[PROBLEM REQUIREMENTS]
Copy out all lines where "this" appears.

[Data records]

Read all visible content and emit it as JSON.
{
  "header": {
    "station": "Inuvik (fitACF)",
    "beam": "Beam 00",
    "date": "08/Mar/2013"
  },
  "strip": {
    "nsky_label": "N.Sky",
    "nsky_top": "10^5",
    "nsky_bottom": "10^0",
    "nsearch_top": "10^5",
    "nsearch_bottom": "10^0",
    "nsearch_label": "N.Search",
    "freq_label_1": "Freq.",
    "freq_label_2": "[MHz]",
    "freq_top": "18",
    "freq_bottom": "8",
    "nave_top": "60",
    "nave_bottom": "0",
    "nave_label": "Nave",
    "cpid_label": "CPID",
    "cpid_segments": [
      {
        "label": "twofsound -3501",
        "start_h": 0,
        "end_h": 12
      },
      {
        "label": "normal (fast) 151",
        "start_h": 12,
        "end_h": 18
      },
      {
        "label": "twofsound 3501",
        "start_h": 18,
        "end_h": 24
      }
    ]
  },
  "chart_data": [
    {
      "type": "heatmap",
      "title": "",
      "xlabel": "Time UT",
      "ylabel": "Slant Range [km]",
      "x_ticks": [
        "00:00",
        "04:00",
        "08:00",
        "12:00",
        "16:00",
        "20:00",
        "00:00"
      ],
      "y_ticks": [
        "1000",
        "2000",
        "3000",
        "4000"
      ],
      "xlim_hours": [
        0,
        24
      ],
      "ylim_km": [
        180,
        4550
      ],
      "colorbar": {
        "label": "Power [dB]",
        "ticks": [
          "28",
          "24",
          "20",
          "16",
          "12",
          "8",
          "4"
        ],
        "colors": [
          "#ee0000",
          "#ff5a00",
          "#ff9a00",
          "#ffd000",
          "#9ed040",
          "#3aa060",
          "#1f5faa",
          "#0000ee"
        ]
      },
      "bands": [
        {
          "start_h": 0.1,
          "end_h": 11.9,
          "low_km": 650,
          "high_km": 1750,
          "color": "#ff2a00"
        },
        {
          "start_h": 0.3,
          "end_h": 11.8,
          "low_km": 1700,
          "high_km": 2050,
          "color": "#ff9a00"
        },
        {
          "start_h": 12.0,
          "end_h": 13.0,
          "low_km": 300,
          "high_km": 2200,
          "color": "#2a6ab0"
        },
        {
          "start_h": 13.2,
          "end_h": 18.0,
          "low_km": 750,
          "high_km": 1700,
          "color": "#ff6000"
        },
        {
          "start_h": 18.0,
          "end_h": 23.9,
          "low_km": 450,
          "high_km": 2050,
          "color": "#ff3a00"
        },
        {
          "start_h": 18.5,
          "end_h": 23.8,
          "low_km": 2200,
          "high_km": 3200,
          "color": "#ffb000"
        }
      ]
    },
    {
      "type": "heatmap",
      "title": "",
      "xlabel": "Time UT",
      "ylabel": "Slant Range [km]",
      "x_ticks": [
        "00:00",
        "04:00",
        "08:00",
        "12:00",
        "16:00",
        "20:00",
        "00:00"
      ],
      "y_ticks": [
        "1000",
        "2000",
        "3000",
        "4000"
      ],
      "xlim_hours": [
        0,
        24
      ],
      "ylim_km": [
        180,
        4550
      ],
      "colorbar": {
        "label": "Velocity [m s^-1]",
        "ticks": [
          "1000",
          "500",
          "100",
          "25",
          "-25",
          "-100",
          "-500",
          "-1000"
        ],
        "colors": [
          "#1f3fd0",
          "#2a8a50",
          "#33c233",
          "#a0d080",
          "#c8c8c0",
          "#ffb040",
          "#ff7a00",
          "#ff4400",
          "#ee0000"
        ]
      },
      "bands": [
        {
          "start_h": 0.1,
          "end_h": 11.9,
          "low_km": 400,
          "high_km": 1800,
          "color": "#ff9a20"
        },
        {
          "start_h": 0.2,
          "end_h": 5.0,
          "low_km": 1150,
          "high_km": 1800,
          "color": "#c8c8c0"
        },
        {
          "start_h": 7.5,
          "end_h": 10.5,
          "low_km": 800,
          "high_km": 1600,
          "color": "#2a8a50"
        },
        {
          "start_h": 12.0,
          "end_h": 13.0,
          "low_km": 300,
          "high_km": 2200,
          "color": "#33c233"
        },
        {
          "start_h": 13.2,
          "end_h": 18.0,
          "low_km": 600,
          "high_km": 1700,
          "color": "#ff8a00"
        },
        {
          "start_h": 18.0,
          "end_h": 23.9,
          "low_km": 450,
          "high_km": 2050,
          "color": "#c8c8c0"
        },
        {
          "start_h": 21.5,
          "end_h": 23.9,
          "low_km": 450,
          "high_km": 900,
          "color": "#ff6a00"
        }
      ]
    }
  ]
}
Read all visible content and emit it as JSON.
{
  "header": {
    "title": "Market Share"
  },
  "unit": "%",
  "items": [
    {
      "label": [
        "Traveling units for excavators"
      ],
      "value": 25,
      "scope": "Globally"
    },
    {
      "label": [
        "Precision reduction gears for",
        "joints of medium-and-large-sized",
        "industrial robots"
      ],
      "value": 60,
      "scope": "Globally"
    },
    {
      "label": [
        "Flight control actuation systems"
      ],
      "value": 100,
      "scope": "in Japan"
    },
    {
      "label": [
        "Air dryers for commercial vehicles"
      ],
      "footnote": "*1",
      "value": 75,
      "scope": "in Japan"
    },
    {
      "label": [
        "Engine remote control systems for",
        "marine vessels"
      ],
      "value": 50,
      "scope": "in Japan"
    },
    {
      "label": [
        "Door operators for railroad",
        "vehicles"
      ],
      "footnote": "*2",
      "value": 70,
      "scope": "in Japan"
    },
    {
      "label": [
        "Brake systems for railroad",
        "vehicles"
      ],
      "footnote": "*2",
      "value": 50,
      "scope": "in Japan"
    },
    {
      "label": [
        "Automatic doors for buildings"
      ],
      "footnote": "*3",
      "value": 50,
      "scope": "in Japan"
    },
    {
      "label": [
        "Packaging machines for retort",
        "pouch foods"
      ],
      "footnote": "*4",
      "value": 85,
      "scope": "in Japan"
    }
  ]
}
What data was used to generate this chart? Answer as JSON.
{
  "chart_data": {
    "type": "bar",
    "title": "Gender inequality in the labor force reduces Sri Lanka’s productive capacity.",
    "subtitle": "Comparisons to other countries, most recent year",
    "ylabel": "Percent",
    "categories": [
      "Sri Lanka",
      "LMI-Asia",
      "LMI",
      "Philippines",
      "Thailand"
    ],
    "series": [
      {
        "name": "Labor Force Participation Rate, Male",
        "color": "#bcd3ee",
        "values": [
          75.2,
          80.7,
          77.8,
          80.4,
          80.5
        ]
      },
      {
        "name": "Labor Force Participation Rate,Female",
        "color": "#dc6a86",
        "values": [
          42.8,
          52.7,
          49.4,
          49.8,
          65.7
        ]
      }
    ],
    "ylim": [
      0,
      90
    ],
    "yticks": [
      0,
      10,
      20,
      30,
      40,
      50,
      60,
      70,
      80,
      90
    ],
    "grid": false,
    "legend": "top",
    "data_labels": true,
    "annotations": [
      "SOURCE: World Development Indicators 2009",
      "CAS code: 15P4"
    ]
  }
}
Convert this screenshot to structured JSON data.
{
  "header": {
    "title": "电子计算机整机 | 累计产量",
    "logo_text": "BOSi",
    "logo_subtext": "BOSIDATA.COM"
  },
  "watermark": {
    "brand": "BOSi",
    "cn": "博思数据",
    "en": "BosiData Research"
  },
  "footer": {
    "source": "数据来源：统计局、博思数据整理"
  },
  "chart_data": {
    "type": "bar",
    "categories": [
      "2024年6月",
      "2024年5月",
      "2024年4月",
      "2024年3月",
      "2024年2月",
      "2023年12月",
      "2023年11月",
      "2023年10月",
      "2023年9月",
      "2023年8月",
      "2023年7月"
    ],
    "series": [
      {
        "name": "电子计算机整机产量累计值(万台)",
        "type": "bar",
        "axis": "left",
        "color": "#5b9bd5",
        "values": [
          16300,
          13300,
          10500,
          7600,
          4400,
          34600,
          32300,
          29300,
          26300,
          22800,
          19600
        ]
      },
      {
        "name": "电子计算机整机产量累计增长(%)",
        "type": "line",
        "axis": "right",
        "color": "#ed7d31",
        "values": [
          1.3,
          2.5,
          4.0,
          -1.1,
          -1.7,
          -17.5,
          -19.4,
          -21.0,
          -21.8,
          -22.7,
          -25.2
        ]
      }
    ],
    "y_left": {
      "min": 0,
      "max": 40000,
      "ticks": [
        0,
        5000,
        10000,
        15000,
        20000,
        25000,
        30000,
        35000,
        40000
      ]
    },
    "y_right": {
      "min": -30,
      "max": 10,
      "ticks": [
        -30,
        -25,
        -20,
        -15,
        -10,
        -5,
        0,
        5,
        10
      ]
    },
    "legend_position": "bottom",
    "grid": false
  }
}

[EXPECTED ANSWER]
What data was used to generate this chart? Answer as JSON.
Convert this screenshot to structured JSON data.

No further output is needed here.